◆ **PARTS OF THE EXERCISE**
1 > Translate into French this sentence from the authenticated encryption text below: "Encrypted data must remain decryptable after key rotation."
2 > Answer these questions from the authenticated encryption text below.
(a) When a nonce is reused under AES-GCM, what does C1 XOR C2 equal?
(b) How does the text describe additional authenticated data (AAD)?
(c) What does using the encryption algorithm identifier as AAD prevent?

◆ **TEXT EXCERPT**
The Nonce Reuse Catastrophe

When nonce N is reused with key K for two different plaintexts P1 and P2 under AES-GCM:

  • The keystream is identical for both encryptions (since CTR mode generates the keystream from the nonce).
  • C1 XOR C2 = P1 XOR P2, revealing the XOR of the two plaintexts. With known or guessable plaintext fragments, this recovers both messages.
  • The GHASH authentication key H is exposed through algebraic analysis of the two authentication tags. With H, the attacker can forge valid authentication tags for arbitrary ciphertexts under the same key -- a complete authenticity break.
  • This is not theoretical: nonce reuse vulnerabilities have been discovered in production TLS implementations, and the GHASH key recovery attack has been demonstrated practically.

Associated Data (the "AD" in AEAD)

GCM and ChaCha20-Poly1305 support additional authenticated data (AAD) -- data that is integrity-protected but not encrypted. The authentication tag covers both the ciphertext and the AAD, so any modification to either is detected.

Use AAD for metadata that must not be modified but does not need confidentiality:

  • The database row ID or primary key (prevents ciphertext from being moved between rows)
  • The encryption algorithm identifier (prevents downgrade attacks)
  • The key version identifier (prevents ciphertext from being decrypted with the wrong key version)
  • Any routing or addressing information that must remain in plaintext for the system to function

Key Rotation

Encrypted data must remain decryptable after key rotation. The standard pattern:

  • Encrypt with the current active key. Store the key version/ID alongside the ciphertext (in the AAD or as a plaintext prefix).

Stored data entries
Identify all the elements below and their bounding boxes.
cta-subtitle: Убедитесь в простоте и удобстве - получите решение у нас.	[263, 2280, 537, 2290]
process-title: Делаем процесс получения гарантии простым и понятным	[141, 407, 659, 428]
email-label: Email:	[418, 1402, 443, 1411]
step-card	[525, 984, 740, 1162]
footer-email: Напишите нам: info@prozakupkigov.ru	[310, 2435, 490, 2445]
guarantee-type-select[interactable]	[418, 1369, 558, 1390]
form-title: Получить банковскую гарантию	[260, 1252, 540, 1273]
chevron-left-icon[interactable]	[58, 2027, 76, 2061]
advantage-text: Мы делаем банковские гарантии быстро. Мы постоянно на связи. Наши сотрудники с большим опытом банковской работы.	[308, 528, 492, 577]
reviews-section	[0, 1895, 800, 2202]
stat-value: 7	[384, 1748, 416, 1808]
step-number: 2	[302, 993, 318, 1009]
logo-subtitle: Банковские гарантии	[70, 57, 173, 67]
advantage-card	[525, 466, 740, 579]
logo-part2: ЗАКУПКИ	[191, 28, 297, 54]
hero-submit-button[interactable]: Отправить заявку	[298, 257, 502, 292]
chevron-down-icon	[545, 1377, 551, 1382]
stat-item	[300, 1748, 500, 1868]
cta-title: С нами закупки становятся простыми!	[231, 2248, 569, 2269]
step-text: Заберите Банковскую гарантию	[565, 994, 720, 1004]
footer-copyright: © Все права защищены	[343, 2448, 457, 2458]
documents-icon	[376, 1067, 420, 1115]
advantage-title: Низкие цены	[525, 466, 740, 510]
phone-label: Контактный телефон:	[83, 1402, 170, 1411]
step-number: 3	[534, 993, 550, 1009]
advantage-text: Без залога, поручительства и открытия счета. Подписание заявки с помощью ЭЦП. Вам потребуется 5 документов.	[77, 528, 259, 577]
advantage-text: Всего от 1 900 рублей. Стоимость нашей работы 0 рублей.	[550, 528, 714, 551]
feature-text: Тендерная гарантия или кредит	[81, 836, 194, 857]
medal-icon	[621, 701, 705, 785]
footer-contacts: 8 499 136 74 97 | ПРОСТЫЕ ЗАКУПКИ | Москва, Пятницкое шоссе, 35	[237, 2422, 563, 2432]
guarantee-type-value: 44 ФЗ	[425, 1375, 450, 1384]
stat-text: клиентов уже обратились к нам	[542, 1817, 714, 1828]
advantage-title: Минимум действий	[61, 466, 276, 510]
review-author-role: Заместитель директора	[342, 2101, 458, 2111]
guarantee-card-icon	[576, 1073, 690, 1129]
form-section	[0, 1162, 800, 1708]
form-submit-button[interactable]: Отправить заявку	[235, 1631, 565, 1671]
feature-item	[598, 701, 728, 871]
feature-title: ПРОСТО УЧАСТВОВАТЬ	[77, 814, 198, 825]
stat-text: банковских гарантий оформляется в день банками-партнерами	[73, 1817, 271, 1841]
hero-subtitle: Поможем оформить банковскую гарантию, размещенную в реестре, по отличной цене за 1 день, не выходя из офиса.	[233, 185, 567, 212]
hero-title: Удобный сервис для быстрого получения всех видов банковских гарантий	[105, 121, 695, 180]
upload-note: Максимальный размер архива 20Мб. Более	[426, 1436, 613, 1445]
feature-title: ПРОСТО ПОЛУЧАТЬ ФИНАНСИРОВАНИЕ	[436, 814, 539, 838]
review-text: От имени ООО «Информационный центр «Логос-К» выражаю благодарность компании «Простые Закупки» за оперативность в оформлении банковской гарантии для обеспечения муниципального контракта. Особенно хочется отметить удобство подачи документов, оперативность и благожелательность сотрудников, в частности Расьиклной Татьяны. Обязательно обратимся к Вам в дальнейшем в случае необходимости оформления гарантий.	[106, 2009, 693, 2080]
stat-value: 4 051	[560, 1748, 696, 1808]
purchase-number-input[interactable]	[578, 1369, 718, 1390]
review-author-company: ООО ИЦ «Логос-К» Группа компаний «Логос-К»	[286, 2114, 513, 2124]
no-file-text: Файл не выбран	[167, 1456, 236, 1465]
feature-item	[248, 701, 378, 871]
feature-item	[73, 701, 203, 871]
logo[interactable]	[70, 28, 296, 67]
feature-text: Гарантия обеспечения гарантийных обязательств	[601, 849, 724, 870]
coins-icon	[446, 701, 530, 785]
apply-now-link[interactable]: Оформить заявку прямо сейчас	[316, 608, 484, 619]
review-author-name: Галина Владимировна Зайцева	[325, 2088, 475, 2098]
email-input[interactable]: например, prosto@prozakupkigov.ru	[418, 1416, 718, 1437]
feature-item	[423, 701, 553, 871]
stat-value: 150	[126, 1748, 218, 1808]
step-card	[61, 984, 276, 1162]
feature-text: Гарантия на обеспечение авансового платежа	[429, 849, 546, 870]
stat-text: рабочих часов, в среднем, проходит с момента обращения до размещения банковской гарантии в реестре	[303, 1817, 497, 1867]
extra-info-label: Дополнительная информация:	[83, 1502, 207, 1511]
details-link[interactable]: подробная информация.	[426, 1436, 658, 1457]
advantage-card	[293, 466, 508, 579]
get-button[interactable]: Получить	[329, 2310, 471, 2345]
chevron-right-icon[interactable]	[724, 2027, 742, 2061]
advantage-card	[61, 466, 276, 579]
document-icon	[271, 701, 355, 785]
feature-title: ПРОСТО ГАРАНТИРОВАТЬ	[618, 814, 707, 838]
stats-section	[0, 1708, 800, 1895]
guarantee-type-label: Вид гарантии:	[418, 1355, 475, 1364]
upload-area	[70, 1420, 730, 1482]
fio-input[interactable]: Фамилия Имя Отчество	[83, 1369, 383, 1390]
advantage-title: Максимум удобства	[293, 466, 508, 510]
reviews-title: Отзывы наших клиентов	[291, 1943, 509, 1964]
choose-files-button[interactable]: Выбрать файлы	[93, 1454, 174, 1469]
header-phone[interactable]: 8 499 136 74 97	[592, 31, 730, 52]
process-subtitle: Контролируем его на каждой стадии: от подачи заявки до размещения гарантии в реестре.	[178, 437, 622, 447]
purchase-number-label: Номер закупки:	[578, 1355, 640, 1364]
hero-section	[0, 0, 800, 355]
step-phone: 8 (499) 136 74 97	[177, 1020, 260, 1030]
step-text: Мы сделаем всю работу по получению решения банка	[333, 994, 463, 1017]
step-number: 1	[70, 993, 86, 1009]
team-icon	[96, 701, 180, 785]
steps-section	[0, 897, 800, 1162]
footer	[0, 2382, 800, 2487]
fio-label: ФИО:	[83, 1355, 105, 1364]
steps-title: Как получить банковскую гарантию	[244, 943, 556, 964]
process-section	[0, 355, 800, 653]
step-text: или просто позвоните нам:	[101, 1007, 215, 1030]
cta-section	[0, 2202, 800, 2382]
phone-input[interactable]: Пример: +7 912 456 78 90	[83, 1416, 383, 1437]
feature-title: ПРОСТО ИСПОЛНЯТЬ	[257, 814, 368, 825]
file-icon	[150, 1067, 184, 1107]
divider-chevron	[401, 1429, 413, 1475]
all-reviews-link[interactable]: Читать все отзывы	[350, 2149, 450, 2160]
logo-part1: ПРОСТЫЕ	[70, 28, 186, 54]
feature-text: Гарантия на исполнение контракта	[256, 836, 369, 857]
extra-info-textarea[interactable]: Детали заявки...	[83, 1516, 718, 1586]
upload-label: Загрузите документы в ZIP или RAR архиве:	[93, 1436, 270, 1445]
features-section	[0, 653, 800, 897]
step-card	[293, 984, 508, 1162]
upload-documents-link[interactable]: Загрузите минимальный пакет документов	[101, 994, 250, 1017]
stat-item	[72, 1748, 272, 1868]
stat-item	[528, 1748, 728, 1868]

◆ **ANSWERS**
1 > Les données chiffrées doivent rester déchiffrables après la rotation des clés.

2 >
(a) P1 XOR P2, the XOR of the two plaintexts.
(b) Data that is integrity-protected but not encrypted.
(c) Downgrade attacks.